* [WHAT YOU HAVE TO DO]
Extract every entry word for word.

* [RECORDS FOR THIS TASK]

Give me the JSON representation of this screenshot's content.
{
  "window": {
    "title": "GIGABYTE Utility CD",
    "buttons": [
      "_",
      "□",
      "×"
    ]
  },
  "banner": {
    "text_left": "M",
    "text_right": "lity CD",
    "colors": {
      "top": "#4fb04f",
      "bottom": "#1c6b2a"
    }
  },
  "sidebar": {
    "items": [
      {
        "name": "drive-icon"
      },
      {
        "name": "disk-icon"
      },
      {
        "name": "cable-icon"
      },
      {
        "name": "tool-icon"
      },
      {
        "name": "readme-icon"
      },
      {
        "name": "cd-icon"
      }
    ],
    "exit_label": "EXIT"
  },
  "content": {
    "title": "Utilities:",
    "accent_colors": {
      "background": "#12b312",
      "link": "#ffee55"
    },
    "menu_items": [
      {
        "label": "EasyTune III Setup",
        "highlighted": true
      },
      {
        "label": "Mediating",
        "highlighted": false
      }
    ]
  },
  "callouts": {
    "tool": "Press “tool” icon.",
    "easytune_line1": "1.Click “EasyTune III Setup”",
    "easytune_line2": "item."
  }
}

* [RESPONSE]
Give me the JSON representation of this screenshot's content.
{
  "window": {
    "title": "GIGABYTE Utility CD",
    "buttons": [
      "_",
      "□",
      "×"
    ]
  },
  "banner": {
    "text_left": "M",
    "text_right": "lity CD",
    "colors": {
      "top": "#4fb04f",
      "bottom": "#1c6b2a"
    }
  },
  "sidebar": {
    "items": [
      {
        "name": "drive-icon"
      },
      {
        "name": "disk-icon"
      },
      {
        "name": "cable-icon"
      },
      {
        "name": "tool-icon"
      },
      {
        "name": "readme-icon"
      },
      {
        "name": "cd-icon"
      }
    ],
    "exit_label": "EXIT"
  },
  "content": {
    "title": "Utilities:",
    "accent_colors": {
      "background": "#12b312",
      "link": "#ffee55"
    },
    "menu_items": [
      {
        "label": "EasyTune III Setup",
        "highlighted": true
      },
      {
        "label": "Mediating",
        "highlighted": false
      }
    ]
  },
  "callouts": {
    "tool": "Press “tool” icon.",
    "easytune_line1": "1.Click “EasyTune III Setup”",
    "easytune_line2": "item."
  }
}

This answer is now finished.